Go through the records and copy each line where the word "Number" occurs.

"""

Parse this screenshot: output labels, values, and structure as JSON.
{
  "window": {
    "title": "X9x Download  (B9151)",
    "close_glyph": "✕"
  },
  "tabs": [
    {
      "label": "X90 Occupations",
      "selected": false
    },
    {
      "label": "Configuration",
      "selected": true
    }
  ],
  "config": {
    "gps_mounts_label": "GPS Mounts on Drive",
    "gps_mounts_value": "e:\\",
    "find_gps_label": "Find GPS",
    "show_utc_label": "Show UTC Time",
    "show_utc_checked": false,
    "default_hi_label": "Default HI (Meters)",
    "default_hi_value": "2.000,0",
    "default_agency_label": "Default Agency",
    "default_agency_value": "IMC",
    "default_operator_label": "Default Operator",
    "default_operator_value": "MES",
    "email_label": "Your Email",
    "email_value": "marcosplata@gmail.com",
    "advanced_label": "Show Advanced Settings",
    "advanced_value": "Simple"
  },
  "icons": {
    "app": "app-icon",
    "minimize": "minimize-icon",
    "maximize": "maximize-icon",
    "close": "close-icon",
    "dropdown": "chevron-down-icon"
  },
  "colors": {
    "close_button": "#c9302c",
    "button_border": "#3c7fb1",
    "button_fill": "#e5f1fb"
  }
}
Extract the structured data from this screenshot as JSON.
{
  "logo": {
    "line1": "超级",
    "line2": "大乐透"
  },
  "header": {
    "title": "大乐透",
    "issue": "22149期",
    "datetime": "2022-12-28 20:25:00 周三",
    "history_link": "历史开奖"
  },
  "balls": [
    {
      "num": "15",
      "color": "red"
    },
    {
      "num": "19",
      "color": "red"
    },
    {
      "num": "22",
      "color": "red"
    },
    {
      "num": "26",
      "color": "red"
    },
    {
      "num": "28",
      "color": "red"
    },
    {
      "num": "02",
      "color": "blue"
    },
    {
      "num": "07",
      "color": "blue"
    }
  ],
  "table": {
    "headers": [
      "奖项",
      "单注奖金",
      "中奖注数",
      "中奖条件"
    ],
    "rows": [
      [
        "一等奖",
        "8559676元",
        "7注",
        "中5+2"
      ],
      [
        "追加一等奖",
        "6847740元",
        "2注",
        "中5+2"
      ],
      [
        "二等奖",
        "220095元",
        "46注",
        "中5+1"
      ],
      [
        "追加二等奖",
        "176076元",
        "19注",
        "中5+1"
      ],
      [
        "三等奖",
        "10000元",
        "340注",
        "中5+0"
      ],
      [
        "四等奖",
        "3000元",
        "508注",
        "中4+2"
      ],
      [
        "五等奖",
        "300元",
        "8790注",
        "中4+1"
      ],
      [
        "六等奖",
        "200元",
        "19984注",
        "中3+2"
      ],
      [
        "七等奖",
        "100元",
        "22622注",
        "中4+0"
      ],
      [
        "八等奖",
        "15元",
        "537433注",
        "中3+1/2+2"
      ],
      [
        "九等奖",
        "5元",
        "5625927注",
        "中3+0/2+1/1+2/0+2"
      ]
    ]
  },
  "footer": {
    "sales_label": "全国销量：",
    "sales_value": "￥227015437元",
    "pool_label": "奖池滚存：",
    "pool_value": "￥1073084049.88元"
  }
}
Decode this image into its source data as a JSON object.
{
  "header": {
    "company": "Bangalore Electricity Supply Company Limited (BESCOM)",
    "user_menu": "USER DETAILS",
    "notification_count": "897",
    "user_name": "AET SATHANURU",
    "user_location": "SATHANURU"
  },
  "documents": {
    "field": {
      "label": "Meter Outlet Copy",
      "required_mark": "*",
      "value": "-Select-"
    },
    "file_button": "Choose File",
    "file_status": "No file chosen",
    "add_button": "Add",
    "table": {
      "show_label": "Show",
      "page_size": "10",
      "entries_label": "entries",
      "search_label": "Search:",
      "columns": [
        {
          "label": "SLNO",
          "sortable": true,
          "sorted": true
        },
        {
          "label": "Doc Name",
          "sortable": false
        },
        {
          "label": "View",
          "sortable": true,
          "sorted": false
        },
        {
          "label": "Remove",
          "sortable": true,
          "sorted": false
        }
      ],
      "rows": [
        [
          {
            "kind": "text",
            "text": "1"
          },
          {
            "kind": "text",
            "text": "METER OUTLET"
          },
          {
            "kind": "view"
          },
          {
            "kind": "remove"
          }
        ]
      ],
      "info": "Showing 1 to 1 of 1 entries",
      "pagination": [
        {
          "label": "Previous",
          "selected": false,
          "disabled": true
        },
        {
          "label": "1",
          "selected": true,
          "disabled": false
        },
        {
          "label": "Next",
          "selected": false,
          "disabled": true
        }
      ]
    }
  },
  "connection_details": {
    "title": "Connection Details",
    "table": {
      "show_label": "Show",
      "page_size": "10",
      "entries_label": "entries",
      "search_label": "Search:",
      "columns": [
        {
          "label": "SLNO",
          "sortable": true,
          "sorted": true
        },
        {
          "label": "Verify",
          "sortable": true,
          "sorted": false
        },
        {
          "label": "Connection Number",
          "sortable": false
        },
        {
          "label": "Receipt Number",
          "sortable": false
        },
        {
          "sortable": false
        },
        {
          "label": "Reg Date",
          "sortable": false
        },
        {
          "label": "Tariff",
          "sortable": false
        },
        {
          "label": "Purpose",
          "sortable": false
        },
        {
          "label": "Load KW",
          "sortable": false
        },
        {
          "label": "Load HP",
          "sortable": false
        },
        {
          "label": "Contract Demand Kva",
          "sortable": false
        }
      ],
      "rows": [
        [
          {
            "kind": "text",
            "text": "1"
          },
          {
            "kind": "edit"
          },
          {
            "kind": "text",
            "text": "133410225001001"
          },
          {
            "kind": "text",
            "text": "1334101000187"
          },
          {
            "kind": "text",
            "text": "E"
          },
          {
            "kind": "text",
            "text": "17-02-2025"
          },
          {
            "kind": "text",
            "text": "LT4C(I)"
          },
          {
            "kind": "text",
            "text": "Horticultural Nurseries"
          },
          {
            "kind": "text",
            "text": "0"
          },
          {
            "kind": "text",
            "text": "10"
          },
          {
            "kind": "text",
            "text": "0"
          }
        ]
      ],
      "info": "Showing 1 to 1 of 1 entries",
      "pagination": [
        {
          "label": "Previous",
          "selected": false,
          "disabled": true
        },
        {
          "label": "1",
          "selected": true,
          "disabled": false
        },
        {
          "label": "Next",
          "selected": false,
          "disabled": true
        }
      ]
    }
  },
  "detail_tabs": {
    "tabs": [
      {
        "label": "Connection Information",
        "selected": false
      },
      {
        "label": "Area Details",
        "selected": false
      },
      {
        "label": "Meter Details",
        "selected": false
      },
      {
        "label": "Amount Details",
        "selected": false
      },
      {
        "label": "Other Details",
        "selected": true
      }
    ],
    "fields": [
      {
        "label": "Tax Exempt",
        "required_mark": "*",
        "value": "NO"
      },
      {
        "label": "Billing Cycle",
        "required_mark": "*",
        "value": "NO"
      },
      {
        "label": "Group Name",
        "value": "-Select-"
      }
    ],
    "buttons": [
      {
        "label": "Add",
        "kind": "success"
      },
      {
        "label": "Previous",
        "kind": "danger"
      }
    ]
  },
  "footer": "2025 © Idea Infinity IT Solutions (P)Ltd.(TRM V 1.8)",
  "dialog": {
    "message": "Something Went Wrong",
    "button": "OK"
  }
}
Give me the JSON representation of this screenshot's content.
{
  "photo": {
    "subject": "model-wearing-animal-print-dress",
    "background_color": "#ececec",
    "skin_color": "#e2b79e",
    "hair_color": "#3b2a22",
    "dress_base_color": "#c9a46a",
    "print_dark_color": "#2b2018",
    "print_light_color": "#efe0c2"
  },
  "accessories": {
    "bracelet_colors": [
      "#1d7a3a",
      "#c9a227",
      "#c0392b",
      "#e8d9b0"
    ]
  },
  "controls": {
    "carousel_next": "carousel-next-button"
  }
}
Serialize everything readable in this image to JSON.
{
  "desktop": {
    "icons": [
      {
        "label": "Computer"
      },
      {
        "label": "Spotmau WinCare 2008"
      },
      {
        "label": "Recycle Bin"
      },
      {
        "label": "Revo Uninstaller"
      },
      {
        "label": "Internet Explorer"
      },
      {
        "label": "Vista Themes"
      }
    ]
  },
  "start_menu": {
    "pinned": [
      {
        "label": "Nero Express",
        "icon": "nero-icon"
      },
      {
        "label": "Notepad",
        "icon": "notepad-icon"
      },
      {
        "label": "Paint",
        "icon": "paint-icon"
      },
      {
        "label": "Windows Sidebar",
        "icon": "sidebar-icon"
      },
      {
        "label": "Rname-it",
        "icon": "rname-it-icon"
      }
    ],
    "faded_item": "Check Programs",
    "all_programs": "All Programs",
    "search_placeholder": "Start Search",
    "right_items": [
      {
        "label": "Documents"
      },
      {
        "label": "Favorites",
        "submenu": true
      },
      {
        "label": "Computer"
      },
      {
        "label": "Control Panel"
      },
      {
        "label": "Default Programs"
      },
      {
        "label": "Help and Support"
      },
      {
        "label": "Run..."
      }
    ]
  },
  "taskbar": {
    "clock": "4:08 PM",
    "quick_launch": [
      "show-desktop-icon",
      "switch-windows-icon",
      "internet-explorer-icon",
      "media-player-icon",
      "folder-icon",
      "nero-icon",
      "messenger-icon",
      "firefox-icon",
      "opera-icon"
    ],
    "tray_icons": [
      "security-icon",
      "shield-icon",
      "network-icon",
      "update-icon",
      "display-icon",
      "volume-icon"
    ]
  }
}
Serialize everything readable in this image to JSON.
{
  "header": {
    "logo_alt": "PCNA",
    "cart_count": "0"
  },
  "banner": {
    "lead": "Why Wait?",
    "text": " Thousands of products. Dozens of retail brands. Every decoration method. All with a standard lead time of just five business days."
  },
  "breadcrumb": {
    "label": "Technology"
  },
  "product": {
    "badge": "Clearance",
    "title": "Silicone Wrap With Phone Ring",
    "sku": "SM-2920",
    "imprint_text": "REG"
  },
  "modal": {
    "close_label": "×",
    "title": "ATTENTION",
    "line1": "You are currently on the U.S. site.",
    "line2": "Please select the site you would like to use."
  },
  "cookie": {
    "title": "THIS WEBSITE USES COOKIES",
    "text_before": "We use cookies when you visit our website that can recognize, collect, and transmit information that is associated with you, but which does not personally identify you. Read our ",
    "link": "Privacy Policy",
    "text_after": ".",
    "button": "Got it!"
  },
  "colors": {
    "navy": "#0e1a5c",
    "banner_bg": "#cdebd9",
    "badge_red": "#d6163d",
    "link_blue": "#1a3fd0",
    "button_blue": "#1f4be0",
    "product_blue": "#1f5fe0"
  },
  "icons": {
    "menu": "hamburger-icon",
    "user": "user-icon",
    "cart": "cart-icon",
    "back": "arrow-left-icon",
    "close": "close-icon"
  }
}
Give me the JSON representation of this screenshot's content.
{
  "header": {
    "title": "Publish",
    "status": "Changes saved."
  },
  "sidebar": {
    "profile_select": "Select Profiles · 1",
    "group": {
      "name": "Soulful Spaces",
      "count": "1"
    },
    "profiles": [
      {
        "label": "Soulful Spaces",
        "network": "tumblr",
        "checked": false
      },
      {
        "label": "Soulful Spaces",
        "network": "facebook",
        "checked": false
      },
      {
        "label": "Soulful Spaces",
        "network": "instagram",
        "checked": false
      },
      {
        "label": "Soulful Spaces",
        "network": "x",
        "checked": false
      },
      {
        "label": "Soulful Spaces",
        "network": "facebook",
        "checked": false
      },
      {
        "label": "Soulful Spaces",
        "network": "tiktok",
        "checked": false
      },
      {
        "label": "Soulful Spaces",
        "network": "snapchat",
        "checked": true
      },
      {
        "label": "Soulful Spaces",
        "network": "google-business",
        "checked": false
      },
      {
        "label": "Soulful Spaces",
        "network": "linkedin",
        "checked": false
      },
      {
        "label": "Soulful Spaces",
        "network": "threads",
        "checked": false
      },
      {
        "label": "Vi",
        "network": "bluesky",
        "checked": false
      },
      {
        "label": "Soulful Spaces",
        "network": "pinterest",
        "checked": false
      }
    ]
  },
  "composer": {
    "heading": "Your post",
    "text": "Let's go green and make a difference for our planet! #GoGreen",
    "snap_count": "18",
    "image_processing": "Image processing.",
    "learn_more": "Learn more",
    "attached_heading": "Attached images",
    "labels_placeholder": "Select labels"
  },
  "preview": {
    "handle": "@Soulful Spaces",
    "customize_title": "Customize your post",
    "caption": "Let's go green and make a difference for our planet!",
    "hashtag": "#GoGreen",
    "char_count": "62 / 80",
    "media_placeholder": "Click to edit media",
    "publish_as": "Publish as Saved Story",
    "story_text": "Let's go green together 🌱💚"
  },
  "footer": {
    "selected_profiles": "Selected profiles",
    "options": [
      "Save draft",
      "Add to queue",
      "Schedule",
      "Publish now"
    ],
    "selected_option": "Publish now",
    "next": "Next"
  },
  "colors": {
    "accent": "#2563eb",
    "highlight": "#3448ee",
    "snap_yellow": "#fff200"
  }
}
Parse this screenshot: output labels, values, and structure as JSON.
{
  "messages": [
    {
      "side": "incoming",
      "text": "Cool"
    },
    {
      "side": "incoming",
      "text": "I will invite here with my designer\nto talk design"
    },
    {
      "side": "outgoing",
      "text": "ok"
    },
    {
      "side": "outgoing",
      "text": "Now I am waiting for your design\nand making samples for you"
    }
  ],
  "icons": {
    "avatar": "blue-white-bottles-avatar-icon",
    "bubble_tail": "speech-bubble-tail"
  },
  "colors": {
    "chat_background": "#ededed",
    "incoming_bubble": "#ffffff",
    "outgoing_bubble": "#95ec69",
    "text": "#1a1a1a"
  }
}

"""

RESPONSE TO THE TASK
          "label": "Connection Number",
          "label": "Receipt Number",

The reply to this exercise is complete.